• [TASK INSTRUCTIONS] Select, from the material below, each line with "favicon" in it.

-- Start of SUPPLIED MATERIAL --

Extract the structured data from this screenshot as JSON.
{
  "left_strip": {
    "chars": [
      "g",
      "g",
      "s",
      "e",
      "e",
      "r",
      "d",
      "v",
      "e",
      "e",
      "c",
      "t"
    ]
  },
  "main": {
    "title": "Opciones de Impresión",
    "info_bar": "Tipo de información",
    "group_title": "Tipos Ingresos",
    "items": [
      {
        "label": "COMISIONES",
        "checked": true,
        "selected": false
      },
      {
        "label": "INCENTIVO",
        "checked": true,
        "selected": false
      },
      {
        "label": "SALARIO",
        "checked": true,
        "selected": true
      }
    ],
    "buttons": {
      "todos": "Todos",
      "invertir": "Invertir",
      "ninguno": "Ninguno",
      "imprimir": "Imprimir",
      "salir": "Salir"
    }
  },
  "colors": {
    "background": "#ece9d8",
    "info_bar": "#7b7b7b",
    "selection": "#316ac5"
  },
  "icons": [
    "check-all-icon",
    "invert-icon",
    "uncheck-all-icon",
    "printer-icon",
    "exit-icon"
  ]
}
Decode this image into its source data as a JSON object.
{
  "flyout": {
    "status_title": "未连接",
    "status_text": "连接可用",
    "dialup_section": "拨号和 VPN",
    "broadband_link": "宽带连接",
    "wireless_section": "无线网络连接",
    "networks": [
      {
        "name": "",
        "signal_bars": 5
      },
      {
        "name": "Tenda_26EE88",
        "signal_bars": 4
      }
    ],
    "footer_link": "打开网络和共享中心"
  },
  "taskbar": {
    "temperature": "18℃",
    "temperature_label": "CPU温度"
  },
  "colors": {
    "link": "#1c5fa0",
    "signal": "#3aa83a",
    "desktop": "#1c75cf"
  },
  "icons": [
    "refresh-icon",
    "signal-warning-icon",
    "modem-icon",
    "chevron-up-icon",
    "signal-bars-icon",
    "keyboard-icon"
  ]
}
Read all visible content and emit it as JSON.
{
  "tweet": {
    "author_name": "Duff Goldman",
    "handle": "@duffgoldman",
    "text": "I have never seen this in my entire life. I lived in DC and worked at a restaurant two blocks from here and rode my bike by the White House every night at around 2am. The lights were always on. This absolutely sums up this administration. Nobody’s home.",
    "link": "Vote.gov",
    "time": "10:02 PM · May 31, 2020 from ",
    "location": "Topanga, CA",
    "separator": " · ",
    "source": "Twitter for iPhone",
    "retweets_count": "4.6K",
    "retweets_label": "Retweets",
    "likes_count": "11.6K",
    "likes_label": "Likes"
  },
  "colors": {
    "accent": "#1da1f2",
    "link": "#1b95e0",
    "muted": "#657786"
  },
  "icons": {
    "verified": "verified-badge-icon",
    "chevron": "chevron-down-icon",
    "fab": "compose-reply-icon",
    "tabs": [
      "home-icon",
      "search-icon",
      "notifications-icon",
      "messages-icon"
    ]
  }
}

-- End of SUPPLIED MATERIAL --
-- Start of SUPPLIED MATERIAL --

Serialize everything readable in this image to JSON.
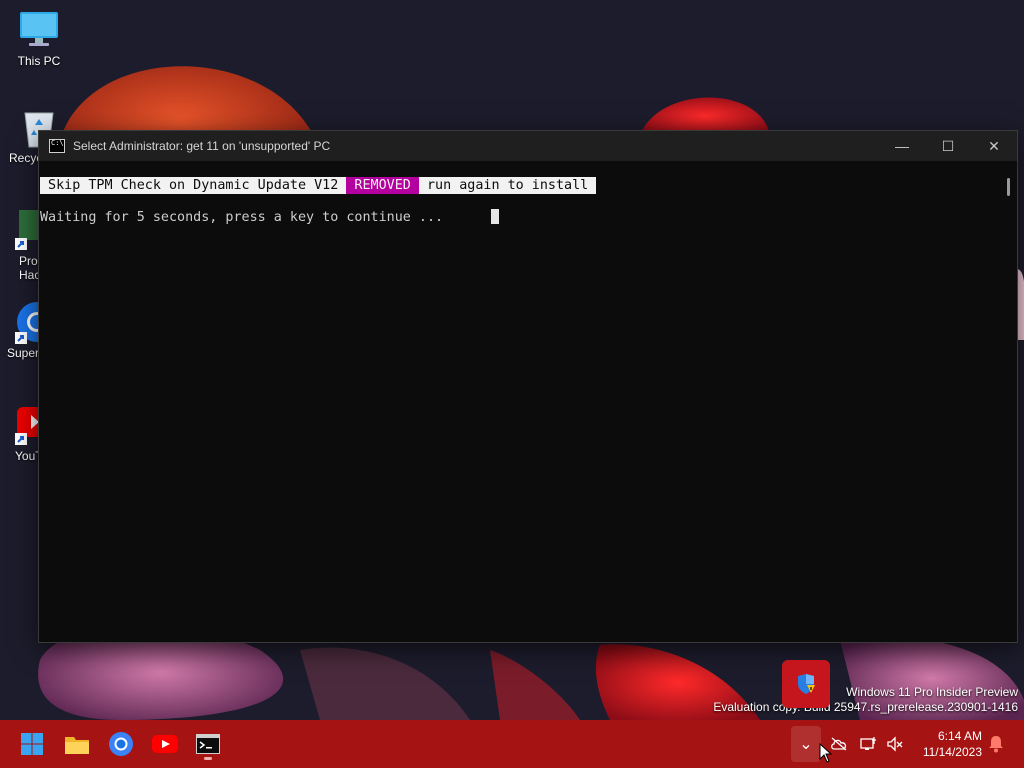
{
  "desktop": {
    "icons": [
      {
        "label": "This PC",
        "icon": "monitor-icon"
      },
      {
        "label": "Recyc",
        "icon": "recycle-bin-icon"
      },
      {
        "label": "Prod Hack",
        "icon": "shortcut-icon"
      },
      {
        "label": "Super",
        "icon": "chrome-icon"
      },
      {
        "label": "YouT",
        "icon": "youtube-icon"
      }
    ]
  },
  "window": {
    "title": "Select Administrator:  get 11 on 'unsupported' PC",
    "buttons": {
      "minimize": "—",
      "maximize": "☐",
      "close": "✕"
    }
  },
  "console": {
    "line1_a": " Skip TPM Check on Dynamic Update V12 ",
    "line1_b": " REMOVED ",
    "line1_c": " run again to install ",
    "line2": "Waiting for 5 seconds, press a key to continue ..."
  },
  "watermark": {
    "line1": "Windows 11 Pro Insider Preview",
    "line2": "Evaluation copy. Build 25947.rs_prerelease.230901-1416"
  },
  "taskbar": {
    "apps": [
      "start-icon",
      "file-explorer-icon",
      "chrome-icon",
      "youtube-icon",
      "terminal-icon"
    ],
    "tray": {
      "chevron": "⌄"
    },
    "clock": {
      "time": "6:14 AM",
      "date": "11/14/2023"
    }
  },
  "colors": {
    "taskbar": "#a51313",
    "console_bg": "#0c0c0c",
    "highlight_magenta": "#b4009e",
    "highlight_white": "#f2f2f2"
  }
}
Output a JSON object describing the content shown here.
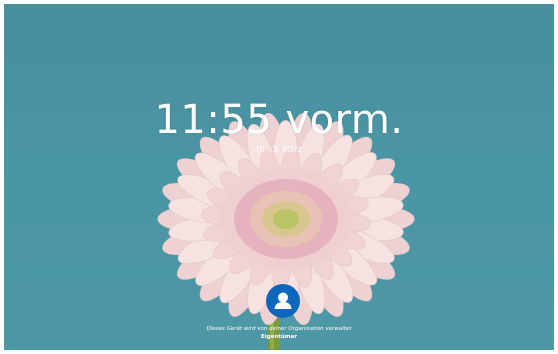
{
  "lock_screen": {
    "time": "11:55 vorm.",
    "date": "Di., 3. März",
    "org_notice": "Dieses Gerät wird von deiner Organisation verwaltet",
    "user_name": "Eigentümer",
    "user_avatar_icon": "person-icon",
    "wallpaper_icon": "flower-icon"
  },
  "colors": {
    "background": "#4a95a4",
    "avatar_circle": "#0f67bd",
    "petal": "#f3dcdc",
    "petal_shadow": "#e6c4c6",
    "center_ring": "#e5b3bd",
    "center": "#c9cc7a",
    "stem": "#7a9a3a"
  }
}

-- End of SUPPLIED MATERIAL --
-- Start of SUPPLIED MATERIAL --

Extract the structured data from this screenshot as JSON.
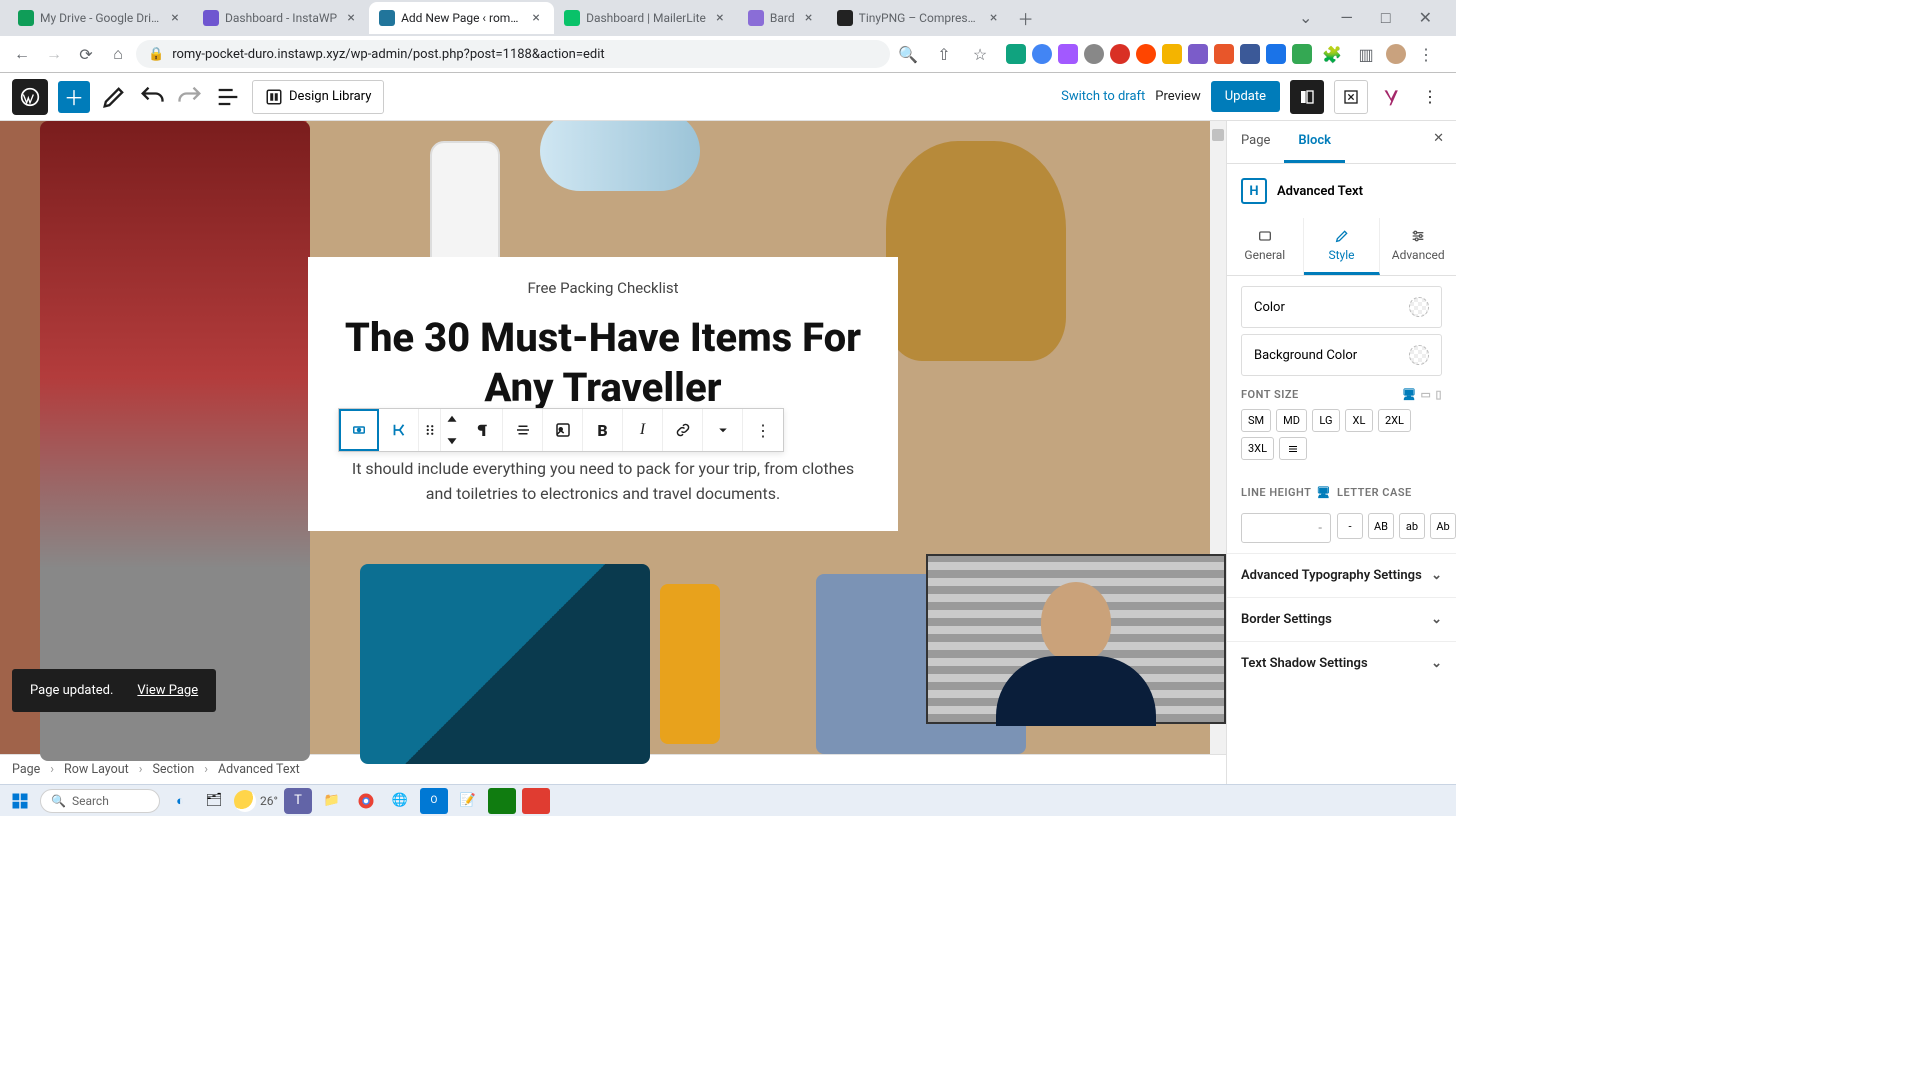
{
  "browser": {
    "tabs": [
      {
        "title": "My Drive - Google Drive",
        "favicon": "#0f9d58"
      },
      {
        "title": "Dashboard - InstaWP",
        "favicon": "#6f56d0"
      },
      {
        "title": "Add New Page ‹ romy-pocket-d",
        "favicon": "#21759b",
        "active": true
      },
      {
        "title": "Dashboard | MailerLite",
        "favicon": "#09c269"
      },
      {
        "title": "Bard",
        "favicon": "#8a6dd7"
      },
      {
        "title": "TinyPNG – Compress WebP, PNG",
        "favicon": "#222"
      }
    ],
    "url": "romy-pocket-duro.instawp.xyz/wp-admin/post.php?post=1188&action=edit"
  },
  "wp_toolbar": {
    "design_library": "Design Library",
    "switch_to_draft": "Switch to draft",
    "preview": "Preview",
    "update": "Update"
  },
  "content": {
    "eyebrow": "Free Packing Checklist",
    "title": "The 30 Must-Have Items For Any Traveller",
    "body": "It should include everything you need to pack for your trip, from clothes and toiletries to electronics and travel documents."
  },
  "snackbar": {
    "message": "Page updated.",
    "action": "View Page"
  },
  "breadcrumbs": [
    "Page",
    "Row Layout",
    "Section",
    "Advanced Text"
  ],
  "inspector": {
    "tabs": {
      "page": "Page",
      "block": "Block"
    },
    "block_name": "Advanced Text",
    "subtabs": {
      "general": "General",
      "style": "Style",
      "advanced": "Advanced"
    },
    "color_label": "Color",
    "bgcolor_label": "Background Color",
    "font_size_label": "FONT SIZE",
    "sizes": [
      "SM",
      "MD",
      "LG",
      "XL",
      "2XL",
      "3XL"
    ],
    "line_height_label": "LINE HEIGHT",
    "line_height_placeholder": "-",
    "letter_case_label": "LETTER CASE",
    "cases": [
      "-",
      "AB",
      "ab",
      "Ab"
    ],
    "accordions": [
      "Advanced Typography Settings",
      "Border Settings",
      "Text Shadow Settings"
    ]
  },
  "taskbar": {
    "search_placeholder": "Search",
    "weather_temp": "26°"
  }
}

-- End of SUPPLIED MATERIAL --

• [REPLY TO THE TASK]
        "favicon": "#0f9d58"
        "favicon": "#6f56d0"
        "favicon": "#21759b",
        "favicon": "#09c269"
        "favicon": "#8a6dd7"
        "favicon": "#222"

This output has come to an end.